**Input for this task**
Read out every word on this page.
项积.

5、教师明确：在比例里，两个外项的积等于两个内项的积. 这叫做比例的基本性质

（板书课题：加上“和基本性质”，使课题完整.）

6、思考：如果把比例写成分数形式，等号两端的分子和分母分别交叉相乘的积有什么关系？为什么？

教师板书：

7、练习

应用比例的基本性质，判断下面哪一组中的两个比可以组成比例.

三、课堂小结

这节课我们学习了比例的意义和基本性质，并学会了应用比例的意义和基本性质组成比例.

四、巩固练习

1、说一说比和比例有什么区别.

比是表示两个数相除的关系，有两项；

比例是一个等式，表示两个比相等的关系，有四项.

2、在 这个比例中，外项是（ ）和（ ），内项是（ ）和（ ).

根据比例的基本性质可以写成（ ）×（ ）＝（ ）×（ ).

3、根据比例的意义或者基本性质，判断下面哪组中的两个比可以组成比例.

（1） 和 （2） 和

**Short exercise**
Reproduce the full listing exactly.

**Exercise result**
Read out every word on this page.
项积.

5、教师明确：在比例里，两个外项的积等于两个内项的积. 这叫做比例的基本性质

（板书课题：加上“和基本性质”，使课题完整.）

6、思考：如果把比例写成分数形式，等号两端的分子和分母分别交叉相乘的积有什么关系？为什么？

教师板书：

7、练习

应用比例的基本性质，判断下面哪一组中的两个比可以组成比例.

三、课堂小结

这节课我们学习了比例的意义和基本性质，并学会了应用比例的意义和基本性质组成比例.

四、巩固练习

1、说一说比和比例有什么区别.

比是表示两个数相除的关系，有两项；

比例是一个等式，表示两个比相等的关系，有四项.

2、在 这个比例中，外项是（ ）和（ ），内项是（ ）和（ ).

根据比例的基本性质可以写成（ ）×（ ）＝（ ）×（ ).

3、根据比例的意义或者基本性质，判断下面哪组中的两个比可以组成比例.

（1） 和 （2） 和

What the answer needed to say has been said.